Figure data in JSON

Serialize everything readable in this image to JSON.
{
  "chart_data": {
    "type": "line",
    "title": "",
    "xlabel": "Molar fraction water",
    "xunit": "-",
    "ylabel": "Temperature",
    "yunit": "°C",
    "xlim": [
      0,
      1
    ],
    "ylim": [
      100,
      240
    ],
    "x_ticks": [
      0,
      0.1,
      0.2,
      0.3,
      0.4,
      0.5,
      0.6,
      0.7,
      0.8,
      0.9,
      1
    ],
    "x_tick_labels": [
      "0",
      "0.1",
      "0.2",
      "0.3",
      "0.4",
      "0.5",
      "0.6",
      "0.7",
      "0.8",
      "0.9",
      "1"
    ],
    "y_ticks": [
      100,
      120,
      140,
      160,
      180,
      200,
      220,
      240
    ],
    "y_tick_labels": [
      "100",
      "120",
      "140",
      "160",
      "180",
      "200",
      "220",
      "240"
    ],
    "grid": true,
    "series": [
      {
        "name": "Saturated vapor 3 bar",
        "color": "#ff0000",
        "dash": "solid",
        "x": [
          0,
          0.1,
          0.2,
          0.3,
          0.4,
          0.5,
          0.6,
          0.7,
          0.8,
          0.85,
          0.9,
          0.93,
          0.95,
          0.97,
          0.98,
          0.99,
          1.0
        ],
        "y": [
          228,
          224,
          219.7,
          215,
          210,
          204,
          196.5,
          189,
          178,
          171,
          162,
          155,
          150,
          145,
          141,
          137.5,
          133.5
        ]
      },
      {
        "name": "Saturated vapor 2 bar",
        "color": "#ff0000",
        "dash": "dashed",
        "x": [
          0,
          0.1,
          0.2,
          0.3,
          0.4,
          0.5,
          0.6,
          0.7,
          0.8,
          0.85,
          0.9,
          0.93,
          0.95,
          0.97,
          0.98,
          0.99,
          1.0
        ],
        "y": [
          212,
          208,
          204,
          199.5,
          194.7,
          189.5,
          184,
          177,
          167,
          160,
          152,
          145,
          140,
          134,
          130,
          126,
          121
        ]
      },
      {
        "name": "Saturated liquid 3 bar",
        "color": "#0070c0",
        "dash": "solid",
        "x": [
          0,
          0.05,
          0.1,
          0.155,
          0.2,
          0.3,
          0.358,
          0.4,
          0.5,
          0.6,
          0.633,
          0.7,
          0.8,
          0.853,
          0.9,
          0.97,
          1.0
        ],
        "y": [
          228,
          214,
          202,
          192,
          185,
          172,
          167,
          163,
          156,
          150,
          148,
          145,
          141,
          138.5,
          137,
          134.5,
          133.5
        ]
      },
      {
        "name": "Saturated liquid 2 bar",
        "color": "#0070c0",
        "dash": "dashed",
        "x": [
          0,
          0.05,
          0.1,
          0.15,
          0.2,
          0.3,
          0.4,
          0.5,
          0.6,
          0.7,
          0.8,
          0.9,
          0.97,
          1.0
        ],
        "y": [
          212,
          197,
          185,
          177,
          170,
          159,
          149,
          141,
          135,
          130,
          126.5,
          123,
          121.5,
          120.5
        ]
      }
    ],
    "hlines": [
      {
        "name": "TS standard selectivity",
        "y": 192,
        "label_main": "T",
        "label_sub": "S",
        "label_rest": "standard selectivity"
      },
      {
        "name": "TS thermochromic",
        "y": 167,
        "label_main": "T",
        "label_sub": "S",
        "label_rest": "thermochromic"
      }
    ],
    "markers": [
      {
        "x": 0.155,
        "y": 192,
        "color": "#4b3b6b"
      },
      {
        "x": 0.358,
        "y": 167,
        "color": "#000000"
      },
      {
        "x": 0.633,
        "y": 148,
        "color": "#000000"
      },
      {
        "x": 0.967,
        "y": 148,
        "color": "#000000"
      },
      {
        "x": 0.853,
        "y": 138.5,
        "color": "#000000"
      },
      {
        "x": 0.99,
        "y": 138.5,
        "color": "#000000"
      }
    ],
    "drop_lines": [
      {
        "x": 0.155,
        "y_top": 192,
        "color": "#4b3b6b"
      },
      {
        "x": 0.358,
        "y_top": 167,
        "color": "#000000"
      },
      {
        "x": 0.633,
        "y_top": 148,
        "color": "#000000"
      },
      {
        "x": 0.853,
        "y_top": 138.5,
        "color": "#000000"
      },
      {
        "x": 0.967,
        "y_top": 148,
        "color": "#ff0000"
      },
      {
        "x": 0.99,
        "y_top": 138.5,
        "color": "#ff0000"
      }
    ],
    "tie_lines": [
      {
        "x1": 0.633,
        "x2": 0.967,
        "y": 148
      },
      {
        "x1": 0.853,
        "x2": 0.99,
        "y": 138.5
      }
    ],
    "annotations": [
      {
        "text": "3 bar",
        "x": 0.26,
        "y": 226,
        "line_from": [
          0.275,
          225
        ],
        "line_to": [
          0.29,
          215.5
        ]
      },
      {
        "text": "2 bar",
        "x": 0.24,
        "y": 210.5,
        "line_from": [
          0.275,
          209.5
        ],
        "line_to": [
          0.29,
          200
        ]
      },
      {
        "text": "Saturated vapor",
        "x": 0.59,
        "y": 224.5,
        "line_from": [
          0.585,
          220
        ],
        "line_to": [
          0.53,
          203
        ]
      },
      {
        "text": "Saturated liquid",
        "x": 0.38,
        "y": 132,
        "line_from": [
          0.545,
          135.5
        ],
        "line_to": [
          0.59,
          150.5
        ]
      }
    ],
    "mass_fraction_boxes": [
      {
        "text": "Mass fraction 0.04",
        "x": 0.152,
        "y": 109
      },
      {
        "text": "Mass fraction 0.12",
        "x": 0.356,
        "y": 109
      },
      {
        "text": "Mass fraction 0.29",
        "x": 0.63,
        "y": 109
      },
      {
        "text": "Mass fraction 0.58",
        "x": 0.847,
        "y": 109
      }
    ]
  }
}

SET TASK: Search the data for the string "name" and copy each line where it appears.

RESPONSE BELOW:
        "name": "Saturated vapor 3 bar",
        "name": "Saturated vapor 2 bar",
        "name": "Saturated liquid 3 bar",
        "name": "Saturated liquid 2 bar",
        "name": "TS standard selectivity",
        "name": "TS thermochromic",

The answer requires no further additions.